== TASK INPUTS ==

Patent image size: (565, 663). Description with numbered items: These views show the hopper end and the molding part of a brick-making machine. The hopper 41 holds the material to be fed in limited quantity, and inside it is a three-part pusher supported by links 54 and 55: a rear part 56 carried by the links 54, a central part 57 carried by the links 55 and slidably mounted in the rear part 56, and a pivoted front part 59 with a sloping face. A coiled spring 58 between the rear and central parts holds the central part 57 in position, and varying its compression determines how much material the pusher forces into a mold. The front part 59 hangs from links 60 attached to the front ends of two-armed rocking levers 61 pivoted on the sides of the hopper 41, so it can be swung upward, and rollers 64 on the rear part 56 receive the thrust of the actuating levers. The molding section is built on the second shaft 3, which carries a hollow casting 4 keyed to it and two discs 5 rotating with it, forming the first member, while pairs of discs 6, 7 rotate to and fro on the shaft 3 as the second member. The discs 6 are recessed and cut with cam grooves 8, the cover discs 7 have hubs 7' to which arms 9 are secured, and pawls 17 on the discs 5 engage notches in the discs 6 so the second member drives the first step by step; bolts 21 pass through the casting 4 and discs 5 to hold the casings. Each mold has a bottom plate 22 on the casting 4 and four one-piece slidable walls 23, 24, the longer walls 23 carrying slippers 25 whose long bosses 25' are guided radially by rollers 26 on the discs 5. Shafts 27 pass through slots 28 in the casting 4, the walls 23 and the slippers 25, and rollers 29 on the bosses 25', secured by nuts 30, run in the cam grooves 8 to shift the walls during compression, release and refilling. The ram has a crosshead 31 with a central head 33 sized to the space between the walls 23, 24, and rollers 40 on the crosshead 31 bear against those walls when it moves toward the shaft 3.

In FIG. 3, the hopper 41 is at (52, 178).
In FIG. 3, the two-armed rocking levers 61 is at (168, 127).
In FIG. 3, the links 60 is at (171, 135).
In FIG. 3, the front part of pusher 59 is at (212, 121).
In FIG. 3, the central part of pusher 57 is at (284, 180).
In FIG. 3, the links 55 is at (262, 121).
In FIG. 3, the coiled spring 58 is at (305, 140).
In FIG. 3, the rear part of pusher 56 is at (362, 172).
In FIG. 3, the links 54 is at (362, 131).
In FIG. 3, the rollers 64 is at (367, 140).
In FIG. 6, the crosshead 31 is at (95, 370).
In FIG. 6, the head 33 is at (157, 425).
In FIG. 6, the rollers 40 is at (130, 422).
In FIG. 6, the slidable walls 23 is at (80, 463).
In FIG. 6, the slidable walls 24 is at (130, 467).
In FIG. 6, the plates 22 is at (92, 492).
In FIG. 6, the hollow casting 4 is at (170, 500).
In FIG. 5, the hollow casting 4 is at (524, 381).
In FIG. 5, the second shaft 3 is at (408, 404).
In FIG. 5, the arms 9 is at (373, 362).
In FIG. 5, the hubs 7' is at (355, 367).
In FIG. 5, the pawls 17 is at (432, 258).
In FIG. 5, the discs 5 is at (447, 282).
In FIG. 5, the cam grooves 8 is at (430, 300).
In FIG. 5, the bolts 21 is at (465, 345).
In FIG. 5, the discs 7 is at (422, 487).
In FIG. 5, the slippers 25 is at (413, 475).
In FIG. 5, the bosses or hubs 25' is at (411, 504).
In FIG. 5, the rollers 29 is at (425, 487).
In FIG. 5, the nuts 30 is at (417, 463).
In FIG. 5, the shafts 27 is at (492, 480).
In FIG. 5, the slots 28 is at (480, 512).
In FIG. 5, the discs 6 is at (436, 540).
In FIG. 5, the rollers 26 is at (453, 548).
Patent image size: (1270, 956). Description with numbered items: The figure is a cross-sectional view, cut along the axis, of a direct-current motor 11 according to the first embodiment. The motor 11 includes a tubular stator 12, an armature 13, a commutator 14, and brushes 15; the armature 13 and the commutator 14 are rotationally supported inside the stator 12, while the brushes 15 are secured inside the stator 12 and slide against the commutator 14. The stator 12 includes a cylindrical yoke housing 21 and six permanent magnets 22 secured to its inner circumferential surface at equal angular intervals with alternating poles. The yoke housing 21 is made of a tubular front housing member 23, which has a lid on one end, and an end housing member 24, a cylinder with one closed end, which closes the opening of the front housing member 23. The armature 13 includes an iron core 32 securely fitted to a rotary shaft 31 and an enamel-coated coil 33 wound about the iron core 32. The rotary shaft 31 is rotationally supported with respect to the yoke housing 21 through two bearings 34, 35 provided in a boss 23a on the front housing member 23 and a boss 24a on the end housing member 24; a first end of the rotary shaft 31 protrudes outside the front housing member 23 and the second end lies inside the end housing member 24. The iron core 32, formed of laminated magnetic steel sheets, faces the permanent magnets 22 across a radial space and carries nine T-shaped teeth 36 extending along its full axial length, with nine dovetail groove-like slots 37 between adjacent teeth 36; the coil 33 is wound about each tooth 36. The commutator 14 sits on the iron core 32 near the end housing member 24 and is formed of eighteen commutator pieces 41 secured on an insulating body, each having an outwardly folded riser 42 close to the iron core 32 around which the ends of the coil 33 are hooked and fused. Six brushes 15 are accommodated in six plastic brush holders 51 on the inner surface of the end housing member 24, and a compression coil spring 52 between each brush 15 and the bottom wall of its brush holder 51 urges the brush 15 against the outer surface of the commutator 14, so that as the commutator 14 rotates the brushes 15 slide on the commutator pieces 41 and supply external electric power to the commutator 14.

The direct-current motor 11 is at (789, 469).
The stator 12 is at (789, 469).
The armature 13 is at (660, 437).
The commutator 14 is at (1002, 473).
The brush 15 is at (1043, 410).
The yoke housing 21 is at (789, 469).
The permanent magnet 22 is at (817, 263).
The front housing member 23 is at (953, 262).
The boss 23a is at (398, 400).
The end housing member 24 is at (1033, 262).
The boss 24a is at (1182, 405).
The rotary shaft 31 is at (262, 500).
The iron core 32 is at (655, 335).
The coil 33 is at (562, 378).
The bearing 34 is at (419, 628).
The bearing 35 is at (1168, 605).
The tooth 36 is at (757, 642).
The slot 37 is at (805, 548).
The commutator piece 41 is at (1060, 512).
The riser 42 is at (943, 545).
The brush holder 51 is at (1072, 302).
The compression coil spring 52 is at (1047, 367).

===

- _WORK TO COMPLETE_
Copy the listing word for word from its start through the line containing "In FIG. 3, the hopper 41 is at (52, 178).".

- _TASK SOLUTION_
Patent image size: (565, 663). Description with numbered items: These views show the hopper end and the molding part of a brick-making machine. The hopper 41 holds the material to be fed in limited quantity, and inside it is a three-part pusher supported by links 54 and 55: a rear part 56 carried by the links 54, a central part 57 carried by the links 55 and slidably mounted in the rear part 56, and a pivoted front part 59 with a sloping face. A coiled spring 58 between the rear and central parts holds the central part 57 in position, and varying its compression determines how much material the pusher forces into a mold. The front part 59 hangs from links 60 attached to the front ends of two-armed rocking levers 61 pivoted on the sides of the hopper 41, so it can be swung upward, and rollers 64 on the rear part 56 receive the thrust of the actuating levers. The molding section is built on the second shaft 3, which carries a hollow casting 4 keyed to it and two discs 5 rotating with it, forming the first member, while pairs of discs 6, 7 rotate to and fro on the shaft 3 as the second member. The discs 6 are recessed and cut with cam grooves 8, the cover discs 7 have hubs 7' to which arms 9 are secured, and pawls 17 on the discs 5 engage notches in the discs 6 so the second member drives the first step by step; bolts 21 pass through the casting 4 and discs 5 to hold the casings. Each mold has a bottom plate 22 on the casting 4 and four one-piece slidable walls 23, 24, the longer walls 23 carrying slippers 25 whose long bosses 25' are guided radially by rollers 26 on the discs 5. Shafts 27 pass through slots 28 in the casting 4, the walls 23 and the slippers 25, and rollers 29 on the bosses 25', secured by nuts 30, run in the cam grooves 8 to shift the walls during compression, release and refilling. The ram has a crosshead 31 with a central head 33 sized to the space between the walls 23, 24, and rollers 40 on the crosshead 31 bear against those walls when it moves toward the shaft 3.

In FIG. 3, the hopper 41 is at (52, 178).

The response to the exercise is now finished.